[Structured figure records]
■ ■ ■
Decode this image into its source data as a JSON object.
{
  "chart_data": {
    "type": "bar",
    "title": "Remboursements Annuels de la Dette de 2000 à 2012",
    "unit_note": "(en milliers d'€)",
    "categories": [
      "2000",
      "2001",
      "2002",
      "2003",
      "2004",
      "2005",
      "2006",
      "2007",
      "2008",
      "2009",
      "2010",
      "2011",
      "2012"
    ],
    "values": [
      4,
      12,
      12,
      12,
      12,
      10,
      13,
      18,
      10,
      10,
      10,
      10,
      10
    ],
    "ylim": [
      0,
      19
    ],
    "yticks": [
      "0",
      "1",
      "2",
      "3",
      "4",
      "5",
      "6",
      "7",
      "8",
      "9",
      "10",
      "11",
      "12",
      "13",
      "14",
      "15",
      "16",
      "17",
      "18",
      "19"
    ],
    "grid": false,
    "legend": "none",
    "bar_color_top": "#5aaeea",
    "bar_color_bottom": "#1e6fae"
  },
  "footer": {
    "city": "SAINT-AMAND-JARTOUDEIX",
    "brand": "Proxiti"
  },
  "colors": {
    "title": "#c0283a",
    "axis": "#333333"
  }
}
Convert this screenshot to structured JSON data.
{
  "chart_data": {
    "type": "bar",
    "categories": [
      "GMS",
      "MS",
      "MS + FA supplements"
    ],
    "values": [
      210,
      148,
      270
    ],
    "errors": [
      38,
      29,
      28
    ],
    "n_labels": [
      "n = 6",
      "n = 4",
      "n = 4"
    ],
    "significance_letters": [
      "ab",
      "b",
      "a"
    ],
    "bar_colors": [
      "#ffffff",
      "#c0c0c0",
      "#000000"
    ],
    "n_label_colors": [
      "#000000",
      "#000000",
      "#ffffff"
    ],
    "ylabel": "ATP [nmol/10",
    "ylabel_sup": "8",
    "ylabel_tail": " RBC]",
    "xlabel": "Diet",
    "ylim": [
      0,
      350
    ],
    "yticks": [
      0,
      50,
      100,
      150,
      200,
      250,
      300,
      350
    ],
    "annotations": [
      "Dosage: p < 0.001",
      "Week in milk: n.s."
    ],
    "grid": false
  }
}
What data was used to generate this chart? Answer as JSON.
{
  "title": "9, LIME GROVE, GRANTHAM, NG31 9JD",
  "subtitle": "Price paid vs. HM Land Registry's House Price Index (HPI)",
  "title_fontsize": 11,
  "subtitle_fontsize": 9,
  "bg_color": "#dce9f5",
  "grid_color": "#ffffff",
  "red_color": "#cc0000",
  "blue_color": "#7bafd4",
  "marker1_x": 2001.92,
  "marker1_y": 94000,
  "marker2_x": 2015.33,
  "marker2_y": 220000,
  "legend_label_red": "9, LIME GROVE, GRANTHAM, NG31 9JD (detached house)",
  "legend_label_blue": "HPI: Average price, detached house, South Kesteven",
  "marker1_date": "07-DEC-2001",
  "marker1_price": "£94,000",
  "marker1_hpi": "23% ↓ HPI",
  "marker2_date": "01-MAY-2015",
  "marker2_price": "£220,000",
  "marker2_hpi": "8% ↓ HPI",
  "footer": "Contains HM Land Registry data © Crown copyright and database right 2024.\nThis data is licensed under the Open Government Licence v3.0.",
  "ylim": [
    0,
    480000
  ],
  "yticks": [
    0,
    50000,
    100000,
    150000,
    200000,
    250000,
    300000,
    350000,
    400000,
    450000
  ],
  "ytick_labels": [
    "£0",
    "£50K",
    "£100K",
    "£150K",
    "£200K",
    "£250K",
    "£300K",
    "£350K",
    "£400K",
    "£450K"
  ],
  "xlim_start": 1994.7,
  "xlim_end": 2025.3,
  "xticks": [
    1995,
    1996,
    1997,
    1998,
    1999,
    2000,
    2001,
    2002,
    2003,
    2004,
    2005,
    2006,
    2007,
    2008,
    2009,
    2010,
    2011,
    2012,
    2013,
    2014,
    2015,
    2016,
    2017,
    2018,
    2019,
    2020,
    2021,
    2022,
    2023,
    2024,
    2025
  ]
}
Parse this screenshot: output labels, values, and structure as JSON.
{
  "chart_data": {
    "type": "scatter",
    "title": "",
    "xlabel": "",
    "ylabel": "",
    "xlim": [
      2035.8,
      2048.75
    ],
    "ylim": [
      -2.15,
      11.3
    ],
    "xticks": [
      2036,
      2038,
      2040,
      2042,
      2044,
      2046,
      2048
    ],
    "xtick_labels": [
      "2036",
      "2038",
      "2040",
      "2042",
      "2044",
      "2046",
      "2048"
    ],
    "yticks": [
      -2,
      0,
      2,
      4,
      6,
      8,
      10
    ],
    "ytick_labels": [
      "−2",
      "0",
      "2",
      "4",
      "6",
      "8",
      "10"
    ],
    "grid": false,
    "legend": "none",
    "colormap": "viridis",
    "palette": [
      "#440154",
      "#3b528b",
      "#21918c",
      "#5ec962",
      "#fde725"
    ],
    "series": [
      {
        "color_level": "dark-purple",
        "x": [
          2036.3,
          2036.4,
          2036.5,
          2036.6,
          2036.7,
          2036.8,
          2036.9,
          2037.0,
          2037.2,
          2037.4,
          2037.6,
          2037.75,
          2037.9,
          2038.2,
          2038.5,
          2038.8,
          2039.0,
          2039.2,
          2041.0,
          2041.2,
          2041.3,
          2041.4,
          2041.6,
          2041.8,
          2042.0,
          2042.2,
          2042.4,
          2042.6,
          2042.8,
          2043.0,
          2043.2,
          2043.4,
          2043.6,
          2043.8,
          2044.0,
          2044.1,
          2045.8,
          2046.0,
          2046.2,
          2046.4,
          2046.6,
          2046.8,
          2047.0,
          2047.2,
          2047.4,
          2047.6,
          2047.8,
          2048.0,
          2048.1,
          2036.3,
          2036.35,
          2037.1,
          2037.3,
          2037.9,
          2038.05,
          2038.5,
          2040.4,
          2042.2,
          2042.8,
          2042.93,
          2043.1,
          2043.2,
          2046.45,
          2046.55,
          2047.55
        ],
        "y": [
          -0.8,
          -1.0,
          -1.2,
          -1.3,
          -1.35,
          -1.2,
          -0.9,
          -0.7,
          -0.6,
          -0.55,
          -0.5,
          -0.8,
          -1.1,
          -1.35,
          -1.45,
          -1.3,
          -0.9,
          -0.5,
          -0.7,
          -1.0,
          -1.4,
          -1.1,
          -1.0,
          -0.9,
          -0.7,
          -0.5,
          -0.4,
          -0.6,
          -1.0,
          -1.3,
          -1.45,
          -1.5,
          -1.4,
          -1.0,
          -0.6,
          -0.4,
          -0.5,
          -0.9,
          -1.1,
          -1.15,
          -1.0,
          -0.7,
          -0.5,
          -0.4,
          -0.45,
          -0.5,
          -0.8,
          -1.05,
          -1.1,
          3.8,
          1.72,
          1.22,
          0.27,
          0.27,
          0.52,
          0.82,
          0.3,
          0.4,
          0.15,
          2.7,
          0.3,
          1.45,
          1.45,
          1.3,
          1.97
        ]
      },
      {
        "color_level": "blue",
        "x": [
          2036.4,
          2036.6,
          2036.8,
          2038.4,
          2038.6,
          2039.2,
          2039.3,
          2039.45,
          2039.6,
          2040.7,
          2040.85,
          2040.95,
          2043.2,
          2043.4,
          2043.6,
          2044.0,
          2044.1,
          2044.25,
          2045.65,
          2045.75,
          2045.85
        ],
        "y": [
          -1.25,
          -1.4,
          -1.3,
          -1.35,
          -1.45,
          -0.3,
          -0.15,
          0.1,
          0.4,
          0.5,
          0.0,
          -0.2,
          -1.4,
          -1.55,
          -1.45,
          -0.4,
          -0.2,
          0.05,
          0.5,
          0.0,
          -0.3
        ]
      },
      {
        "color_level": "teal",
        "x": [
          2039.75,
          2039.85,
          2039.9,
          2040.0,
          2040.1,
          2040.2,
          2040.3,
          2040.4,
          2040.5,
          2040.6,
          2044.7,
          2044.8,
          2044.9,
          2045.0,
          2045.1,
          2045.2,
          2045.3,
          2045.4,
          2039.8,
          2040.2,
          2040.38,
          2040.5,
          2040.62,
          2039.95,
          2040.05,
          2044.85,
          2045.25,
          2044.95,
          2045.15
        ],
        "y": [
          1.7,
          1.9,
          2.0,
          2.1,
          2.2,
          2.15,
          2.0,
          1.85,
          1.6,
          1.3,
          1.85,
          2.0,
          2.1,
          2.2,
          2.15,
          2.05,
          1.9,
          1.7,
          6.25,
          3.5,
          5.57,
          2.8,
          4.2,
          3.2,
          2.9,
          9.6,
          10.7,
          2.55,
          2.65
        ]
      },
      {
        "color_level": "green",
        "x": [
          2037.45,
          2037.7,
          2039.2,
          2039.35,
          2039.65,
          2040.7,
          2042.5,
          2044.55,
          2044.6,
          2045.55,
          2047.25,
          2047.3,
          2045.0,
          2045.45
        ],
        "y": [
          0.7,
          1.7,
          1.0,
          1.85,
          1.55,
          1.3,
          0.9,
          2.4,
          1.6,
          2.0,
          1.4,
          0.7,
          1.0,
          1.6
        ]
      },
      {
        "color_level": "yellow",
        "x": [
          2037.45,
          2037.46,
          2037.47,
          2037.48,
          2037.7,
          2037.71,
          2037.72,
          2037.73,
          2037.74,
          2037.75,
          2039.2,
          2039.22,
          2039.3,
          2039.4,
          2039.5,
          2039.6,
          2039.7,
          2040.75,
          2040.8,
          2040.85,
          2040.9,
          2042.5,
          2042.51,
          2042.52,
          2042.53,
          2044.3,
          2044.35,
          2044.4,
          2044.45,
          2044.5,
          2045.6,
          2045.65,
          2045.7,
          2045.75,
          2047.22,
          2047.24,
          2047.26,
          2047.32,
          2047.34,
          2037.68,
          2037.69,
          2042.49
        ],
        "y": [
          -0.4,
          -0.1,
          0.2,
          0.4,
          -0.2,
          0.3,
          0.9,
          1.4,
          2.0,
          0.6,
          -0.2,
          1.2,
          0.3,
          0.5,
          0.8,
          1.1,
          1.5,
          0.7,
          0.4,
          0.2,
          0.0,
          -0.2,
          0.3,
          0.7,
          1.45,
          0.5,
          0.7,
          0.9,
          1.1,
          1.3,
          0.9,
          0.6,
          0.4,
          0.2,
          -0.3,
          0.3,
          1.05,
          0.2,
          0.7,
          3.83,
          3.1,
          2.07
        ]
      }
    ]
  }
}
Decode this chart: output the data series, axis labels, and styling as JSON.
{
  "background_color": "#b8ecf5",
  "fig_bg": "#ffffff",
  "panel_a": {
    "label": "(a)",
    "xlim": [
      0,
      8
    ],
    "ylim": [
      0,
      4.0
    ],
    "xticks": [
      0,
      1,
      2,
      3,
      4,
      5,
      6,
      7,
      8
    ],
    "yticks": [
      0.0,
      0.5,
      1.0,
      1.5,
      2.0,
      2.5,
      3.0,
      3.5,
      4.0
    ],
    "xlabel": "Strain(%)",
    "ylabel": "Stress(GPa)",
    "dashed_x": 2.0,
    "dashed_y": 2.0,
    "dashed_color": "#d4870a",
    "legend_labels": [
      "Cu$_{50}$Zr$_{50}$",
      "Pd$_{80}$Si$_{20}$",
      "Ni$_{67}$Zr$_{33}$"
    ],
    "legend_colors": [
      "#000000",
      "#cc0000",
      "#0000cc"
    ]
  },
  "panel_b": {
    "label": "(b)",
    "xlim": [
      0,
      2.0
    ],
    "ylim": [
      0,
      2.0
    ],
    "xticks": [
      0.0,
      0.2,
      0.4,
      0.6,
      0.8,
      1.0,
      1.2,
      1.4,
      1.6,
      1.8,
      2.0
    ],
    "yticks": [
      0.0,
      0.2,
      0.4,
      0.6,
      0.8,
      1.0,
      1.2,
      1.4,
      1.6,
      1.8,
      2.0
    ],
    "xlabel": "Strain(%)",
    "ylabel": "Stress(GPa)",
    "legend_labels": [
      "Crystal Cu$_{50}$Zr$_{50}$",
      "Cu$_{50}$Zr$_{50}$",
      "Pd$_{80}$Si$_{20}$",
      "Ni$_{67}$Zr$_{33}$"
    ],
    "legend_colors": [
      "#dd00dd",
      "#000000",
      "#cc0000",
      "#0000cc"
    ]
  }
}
■ ■ ■
**Problem details:** Every line from the one containing "Decode this chart: output" through the end of the entries above must be echoed exactly, with both ends kept.

**Expected answer:**
Decode this chart: output the data series, axis labels, and styling as JSON.
{
  "background_color": "#b8ecf5",
  "fig_bg": "#ffffff",
  "panel_a": {
    "label": "(a)",
    "xlim": [
      0,
      8
    ],
    "ylim": [
      0,
      4.0
    ],
    "xticks": [
      0,
      1,
      2,
      3,
      4,
      5,
      6,
      7,
      8
    ],
    "yticks": [
      0.0,
      0.5,
      1.0,
      1.5,
      2.0,
      2.5,
      3.0,
      3.5,
      4.0
    ],
    "xlabel": "Strain(%)",
    "ylabel": "Stress(GPa)",
    "dashed_x": 2.0,
    "dashed_y": 2.0,
    "dashed_color": "#d4870a",
    "legend_labels": [
      "Cu$_{50}$Zr$_{50}$",
      "Pd$_{80}$Si$_{20}$",
      "Ni$_{67}$Zr$_{33}$"
    ],
    "legend_colors": [
      "#000000",
      "#cc0000",
      "#0000cc"
    ]
  },
  "panel_b": {
    "label": "(b)",
    "xlim": [
      0,
      2.0
    ],
    "ylim": [
      0,
      2.0
    ],
    "xticks": [
      0.0,
      0.2,
      0.4,
      0.6,
      0.8,
      1.0,
      1.2,
      1.4,
      1.6,
      1.8,
      2.0
    ],
    "yticks": [
      0.0,
      0.2,
      0.4,
      0.6,
      0.8,
      1.0,
      1.2,
      1.4,
      1.6,
      1.8,
      2.0
    ],
    "xlabel": "Strain(%)",
    "ylabel": "Stress(GPa)",
    "legend_labels": [
      "Crystal Cu$_{50}$Zr$_{50}$",
      "Cu$_{50}$Zr$_{50}$",
      "Pd$_{80}$Si$_{20}$",
      "Ni$_{67}$Zr$_{33}$"
    ],
    "legend_colors": [
      "#dd00dd",
      "#000000",
      "#cc0000",
      "#0000cc"
    ]
  }
}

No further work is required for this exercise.